━━ Text to read ━━
The defendants Hawkes and Tuttle demurred to the complaint, urging, among other things, that it was insufficient, in that it disclosed the lack of an enforcible agreement within the requirements of the statute of frauds.
Richard H. Tyner, with whom was Earnest C. Simpson, for the appellants (plaintiffs).
J. Birney Tuttle, for the appellees (defendants).
The plaintiffs are seeking to enforce a contract for the sale and conveyance of real estate. Pursuant to an order of court, they have spread upon the record, as a part of their complaint, all the writings upon which they claim to rely in establishing the existence of a memorandum in writing, evidencing the contract sought to be enforced, such as will satisfy the requirements of the statute of frauds. For the purposes of the demurrer, which has been filed by two of the defendants, the demurrants are entitled to the assumption that there are no other writings which would help to establish the existence of such a memorandum. The possibility of the existence of certain parol proof supplementing the writings filed cannot, however, be ignored. For example, an agency carrying with it the power to execute a sufficient written memorandum may be created by parol. O'Sullivan v. Overton, 56 Conn. 102, 105, 14 A. 300; Moody v. Smith, 70 N.Y. 598; Long v. Hartwell, 34 N.J.L. 116; Cave v. Mackenzie, 37 L.T. (N.S.) 218. So, also, ambiguities in the terms of a writing, or in the language of reference to other writings sought to be identified as those to which a signed writing refers, may be resolved by oral proof. Benjamin on Sales (7th Ed.) §§ 222, 222a. In order, therefore, that the action of the court below may be justified for reasons arising from the statute of frauds, it must appear from the complaint and the writings filed, regarding them as including all pertinent writings, that the plaintiffs could not offer admissible evidence to establish the existence of the necessary memorandum, either by virtue of some one of said writings or of all of them taken together, or of any one or all of them when supplemented by such parol proof as the law would permit to be received. Nichols v. Johnson, 10 Conn. 192, 198; Woodruff v. Butler, 75 id. 679, 681, 55 A. 167; Devine v. Warner, 76 Conn. 229, 232, 56 A. 562.
It is alleged that the agreement of sale was made on behalf of the owners by an agent, who, it is averred, gave to the plaintiffs an unsigned memorandum of the terms of sale, which for the purposes of the case it may be assumed was sufficiently comprehensive and certain in its statement and description of the parties, the subject-matter, and the terms of sale, to have met in these respects the requirements of the statute. It is contended by the plaintiffs that the lack of signature was subsequently supplied by a letter of the agent to one of his principals rehearsing its provisions and enclosing a copy of it for approval. This may also be assumed. An examination of the paper in favor of which these assumptions have been made discloses, however, that the agreement there recorded did not purport to conclude a contract of sale. It is expressly stated that no contract should come into existence until the terms proposed had been submitted to and assented to by the owners. The agent did not attempt to exercise the power to contract. He confined himself to negotiations, and as a result of them received and recorded a proposition to be submitted to his principals, to whom, by the express language of the memorandum he made, was reserved full authority to act thereon at their pleasure. The right to contract was distinctly referred to them. The legal situation, after the agent's memorandum was made, was that an offer of terms had been made by the plaintiffs which was to be submitted to his principals. They were left free to act at their pleasure as to its acceptance. If any contract should result, it would be their contract made by them personally and not by their agent. It follows, therefore, that the act which alone could bring into being a contract of sale was one the evidence of which, if it was to be legally enforcible, could not rest in parol, but must be attested by some writing. The conditions are not those of a ratification of another's act. What has to be discovered is the only attempted act of contract, — the only act which could have any legal effect as creating an obligation upon the landowners.
━━━
━━ Information supplied ━━
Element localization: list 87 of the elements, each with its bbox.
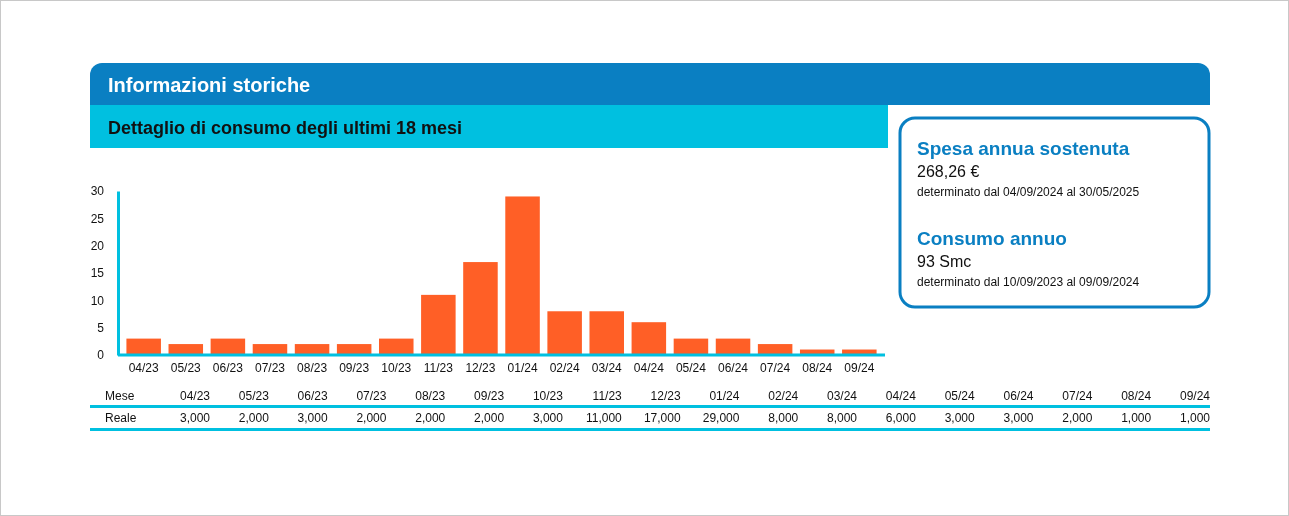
━━━
### Instructions
1 > Using the court opinion, answer these:
(a) Which two defendants filed the demurrer?
(b) Who argued for the appellees?
(c) According to the agent's memorandum, what had to happen before any contract would come into existence?
2 > From the court opinion, print the stretch from "The defendants Hawkes" through "the appellees (defendants).".

### Solutions in order
1 >
(a) Hawkes and Tuttle.
(b) J. Birney Tuttle.
(c) The proposed terms had to be submitted to the owners, and the owners had to assent to them.

2 >
The defendants Hawkes and Tuttle demurred to the complaint, urging, among other things, that it was insufficient, in that it disclosed the lack of an enforcible agreement within the requirements of the statute of frauds.
Richard H. Tyner, with whom was Earnest C. Simpson, for the appellants (plaintiffs).
J. Birney Tuttle, for the appellees (defendants).